Task brief: Please return every line in the entries below with the word "cells" in it.

- - -

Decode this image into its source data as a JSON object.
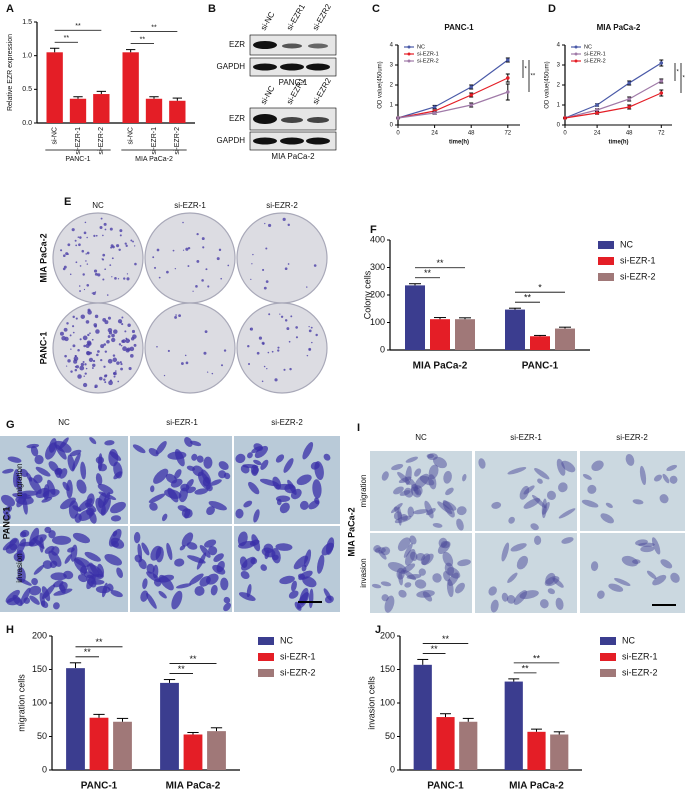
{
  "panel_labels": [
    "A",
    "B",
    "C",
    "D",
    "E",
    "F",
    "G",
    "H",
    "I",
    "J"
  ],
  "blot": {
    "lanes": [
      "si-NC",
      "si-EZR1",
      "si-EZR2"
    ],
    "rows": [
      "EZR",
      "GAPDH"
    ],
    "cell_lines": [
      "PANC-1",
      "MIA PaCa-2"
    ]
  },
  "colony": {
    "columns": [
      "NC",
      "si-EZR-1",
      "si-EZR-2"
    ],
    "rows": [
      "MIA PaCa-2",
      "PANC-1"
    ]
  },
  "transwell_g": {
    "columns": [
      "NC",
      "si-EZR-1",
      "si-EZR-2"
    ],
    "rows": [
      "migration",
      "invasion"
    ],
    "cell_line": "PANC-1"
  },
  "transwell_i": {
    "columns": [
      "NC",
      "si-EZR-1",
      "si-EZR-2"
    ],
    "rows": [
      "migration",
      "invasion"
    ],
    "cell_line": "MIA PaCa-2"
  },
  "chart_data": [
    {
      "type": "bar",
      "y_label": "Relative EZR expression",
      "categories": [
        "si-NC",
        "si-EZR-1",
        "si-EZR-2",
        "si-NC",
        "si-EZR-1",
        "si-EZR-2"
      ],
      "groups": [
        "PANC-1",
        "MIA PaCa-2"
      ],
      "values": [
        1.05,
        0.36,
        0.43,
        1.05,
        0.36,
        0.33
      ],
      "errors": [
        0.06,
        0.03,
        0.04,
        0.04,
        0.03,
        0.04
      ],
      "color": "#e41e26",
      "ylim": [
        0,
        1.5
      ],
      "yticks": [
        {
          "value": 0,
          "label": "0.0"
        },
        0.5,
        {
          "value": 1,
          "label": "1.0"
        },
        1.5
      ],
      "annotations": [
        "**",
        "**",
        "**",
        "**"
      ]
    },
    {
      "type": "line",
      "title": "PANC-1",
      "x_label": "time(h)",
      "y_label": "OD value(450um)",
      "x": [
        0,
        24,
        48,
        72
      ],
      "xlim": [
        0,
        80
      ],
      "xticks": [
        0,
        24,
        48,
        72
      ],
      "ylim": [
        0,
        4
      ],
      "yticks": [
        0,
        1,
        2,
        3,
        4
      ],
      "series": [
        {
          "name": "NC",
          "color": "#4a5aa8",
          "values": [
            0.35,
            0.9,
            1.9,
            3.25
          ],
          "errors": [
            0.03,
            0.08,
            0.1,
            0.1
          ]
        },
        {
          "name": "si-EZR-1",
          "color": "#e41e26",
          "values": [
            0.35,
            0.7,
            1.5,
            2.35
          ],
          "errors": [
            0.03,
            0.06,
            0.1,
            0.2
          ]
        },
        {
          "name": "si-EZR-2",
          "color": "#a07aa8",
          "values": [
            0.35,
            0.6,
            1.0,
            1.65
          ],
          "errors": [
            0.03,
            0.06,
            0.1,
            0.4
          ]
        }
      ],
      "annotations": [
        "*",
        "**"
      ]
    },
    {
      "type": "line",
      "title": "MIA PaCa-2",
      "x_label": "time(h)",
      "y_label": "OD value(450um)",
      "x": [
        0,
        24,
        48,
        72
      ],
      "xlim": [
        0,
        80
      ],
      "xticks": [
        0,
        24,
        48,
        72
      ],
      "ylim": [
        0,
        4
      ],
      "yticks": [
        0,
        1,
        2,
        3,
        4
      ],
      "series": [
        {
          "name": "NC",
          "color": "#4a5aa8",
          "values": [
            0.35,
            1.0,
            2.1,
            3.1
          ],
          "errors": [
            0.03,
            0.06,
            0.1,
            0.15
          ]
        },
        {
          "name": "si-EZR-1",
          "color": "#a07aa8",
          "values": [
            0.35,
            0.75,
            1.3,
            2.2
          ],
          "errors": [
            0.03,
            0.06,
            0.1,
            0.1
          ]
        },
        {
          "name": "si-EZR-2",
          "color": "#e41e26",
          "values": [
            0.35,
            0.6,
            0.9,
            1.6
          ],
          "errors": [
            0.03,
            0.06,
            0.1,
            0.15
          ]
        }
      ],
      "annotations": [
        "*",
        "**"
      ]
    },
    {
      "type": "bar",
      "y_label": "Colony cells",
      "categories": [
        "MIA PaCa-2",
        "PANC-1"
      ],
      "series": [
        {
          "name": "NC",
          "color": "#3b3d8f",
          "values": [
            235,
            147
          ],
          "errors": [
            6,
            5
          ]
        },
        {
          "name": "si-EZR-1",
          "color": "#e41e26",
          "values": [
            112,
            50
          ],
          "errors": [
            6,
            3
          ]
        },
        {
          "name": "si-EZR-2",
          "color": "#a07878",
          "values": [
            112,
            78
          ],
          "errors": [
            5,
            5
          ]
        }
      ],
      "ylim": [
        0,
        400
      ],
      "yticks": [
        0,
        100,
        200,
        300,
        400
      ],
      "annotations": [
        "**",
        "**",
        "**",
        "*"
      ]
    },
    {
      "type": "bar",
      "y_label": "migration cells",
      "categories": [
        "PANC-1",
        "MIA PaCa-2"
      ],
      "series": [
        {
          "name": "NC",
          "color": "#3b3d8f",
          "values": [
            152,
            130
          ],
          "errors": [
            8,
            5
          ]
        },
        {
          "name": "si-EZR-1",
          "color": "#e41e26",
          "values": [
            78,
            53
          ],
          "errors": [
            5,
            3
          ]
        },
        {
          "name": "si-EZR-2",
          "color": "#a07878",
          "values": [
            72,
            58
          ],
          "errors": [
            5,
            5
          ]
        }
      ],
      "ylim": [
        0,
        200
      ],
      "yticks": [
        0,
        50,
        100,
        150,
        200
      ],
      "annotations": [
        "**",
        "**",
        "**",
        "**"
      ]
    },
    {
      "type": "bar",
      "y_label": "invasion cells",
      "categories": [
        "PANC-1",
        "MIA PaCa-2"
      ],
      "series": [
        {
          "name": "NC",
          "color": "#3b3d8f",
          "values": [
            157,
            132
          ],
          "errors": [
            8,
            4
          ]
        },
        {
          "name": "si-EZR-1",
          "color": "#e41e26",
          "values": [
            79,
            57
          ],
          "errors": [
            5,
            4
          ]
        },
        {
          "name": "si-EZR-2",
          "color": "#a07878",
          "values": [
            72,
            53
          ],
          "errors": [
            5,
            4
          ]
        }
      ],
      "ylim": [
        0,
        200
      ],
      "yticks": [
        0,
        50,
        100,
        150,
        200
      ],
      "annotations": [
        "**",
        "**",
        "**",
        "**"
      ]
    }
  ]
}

- - -

Your solution:
      "y_label": "Colony cells",
      "y_label": "migration cells",
      "y_label": "invasion cells",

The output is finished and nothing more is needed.